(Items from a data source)
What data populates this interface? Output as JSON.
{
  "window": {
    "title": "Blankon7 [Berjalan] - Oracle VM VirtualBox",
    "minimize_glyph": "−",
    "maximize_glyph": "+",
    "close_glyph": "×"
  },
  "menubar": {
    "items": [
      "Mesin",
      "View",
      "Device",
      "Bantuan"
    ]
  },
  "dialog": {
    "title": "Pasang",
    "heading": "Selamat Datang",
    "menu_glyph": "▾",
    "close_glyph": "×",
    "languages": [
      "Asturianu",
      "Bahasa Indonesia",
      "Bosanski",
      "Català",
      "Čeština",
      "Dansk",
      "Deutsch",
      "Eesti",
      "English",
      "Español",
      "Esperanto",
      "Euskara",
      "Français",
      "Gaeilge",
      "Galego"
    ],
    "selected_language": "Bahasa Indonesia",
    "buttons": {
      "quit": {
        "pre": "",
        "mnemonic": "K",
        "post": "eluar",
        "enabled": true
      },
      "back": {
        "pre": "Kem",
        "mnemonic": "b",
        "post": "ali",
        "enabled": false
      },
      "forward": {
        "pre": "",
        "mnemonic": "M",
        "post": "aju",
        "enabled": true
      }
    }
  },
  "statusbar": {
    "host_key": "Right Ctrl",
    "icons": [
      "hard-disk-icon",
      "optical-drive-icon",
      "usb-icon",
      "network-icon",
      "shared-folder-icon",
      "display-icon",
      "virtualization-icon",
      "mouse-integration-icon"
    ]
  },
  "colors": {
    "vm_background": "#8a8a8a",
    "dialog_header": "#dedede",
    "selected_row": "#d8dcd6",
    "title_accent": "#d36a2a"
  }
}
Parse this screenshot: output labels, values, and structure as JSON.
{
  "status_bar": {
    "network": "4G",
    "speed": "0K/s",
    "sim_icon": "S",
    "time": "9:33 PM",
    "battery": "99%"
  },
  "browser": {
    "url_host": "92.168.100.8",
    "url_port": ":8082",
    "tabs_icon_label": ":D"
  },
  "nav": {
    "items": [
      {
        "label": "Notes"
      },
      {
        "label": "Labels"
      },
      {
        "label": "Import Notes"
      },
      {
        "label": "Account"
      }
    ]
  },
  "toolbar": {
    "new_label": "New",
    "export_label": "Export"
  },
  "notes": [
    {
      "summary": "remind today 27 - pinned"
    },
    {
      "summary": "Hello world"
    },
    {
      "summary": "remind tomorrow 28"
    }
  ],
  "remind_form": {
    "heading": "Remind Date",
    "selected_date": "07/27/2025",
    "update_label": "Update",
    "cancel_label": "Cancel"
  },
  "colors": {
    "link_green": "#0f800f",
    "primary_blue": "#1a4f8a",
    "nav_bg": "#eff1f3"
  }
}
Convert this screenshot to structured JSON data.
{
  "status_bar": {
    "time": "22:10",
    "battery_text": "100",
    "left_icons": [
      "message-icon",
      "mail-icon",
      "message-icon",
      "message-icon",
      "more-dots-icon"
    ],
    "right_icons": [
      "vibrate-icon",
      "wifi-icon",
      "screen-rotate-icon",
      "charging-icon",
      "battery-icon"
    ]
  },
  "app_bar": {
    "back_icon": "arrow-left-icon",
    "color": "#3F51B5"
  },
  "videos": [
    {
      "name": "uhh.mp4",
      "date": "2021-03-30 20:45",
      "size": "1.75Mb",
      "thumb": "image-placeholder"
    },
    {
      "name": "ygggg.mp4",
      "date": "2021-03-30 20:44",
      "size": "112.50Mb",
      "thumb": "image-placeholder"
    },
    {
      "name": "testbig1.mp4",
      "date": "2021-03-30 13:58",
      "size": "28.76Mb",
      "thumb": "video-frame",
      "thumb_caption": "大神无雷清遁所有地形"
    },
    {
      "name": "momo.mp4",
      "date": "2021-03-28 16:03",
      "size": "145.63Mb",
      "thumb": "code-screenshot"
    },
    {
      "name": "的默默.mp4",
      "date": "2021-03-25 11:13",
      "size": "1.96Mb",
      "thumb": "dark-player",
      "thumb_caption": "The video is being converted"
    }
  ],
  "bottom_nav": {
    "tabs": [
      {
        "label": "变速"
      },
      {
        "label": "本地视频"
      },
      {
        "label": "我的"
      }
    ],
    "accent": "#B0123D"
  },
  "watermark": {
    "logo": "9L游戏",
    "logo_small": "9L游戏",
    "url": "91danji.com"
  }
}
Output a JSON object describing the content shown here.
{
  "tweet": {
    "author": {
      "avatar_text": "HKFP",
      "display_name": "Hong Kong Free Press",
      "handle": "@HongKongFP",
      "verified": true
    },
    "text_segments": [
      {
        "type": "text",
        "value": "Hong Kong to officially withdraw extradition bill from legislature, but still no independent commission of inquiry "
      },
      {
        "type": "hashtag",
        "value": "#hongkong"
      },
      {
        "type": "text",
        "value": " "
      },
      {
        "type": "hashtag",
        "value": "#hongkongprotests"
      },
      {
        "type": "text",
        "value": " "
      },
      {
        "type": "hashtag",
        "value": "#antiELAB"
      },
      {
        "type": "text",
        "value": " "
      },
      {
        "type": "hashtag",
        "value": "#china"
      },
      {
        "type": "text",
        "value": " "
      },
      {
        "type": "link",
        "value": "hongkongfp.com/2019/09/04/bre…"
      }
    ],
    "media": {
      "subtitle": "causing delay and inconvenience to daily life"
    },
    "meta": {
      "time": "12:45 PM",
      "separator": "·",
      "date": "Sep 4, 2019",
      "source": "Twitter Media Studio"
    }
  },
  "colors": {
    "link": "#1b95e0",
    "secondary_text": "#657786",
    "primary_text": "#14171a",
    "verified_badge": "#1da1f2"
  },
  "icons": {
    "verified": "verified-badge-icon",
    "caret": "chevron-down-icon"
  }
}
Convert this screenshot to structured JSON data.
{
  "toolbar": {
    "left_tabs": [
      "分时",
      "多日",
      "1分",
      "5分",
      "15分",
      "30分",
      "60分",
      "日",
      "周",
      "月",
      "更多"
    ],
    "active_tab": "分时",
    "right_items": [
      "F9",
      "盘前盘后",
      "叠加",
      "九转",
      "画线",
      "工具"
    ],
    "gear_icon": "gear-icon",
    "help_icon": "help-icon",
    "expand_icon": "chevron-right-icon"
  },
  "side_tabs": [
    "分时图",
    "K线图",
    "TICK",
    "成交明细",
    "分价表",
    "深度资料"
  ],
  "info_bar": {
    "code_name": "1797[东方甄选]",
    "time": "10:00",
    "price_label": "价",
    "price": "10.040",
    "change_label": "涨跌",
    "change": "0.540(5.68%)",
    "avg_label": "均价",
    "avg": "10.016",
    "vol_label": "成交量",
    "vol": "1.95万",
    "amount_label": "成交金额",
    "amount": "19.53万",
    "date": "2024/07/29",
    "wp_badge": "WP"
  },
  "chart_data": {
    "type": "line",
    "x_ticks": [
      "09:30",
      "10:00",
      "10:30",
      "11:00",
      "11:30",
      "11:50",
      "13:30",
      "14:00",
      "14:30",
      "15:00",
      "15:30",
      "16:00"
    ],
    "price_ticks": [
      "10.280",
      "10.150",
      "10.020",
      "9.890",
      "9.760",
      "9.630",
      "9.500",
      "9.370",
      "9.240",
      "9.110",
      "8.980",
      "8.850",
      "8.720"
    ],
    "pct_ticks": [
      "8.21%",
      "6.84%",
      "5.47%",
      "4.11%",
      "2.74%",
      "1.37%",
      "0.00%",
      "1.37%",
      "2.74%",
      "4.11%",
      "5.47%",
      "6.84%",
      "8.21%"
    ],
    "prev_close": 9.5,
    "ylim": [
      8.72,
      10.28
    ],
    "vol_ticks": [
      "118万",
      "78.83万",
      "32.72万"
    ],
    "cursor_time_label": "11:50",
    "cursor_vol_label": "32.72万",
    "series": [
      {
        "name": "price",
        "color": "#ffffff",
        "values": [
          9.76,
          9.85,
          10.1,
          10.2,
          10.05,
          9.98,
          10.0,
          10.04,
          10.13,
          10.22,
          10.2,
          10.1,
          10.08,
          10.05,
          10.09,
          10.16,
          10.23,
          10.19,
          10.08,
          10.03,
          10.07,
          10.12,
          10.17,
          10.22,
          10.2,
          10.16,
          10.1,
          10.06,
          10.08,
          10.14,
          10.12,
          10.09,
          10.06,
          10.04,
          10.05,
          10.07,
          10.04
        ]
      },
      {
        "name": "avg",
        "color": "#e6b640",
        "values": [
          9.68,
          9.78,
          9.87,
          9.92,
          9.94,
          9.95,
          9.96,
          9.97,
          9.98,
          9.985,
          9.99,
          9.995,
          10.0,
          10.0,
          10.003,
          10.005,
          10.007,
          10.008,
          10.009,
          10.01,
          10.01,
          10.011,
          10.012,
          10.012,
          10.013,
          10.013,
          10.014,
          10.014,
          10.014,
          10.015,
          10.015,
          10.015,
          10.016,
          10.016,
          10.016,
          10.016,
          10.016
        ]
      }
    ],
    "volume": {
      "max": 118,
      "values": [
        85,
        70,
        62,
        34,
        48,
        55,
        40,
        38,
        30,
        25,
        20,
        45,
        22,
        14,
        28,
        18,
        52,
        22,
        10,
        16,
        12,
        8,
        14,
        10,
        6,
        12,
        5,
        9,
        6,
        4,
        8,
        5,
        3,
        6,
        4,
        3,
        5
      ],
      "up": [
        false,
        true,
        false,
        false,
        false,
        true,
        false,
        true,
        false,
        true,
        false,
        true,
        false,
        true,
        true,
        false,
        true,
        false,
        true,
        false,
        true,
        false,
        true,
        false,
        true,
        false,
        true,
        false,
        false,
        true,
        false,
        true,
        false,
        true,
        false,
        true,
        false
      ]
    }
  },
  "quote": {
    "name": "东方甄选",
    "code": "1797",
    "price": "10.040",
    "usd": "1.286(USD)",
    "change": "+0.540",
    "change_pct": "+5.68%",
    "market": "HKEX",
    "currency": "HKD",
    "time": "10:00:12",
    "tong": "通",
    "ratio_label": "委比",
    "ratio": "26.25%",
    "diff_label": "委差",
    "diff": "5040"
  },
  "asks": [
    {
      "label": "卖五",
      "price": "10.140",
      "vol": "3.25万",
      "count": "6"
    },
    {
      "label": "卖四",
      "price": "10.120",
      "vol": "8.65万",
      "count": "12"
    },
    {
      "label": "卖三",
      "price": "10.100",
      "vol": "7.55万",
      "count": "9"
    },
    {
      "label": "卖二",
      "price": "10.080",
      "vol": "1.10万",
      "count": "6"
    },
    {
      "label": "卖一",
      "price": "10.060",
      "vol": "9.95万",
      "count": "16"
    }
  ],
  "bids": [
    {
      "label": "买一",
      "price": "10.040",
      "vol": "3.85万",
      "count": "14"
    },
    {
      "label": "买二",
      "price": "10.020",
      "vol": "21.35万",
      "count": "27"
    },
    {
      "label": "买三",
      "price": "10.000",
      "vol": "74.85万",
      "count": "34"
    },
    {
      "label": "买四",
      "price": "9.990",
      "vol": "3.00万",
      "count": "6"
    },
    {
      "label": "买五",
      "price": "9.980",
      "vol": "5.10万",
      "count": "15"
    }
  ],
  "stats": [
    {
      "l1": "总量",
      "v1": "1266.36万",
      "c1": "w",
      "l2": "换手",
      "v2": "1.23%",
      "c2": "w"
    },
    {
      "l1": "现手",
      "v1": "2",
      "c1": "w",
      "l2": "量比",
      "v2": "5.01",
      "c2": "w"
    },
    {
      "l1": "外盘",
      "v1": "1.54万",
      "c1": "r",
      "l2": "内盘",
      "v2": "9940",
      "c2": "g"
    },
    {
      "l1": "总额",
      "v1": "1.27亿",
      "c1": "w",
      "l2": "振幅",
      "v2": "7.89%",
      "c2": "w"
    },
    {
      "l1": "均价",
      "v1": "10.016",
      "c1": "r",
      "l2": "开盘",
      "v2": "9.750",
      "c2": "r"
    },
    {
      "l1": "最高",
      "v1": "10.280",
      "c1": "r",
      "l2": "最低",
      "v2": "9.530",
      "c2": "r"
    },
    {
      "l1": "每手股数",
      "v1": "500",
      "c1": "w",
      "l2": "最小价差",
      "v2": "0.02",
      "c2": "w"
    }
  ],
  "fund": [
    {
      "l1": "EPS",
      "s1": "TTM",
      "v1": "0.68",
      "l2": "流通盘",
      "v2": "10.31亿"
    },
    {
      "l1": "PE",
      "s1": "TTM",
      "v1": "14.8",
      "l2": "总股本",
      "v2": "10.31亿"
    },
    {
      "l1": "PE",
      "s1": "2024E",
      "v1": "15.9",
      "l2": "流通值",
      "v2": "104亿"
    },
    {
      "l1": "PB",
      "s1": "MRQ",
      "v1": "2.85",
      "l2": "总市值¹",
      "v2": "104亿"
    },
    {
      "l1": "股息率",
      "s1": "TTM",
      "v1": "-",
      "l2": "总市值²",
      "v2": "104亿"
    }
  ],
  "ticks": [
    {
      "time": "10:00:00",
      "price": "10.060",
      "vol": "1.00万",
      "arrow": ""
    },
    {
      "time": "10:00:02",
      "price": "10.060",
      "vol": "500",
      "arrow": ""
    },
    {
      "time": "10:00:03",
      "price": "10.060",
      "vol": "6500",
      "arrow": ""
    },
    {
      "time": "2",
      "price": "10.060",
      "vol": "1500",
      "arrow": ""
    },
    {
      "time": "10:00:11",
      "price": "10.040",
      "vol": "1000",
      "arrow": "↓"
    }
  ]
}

* SHORT EXERCISE
Copy out each line that contains the word "Bahasa".

* ANSWER TO THIS TASK
      "Bahasa Indonesia",
    "selected_language": "Bahasa Indonesia",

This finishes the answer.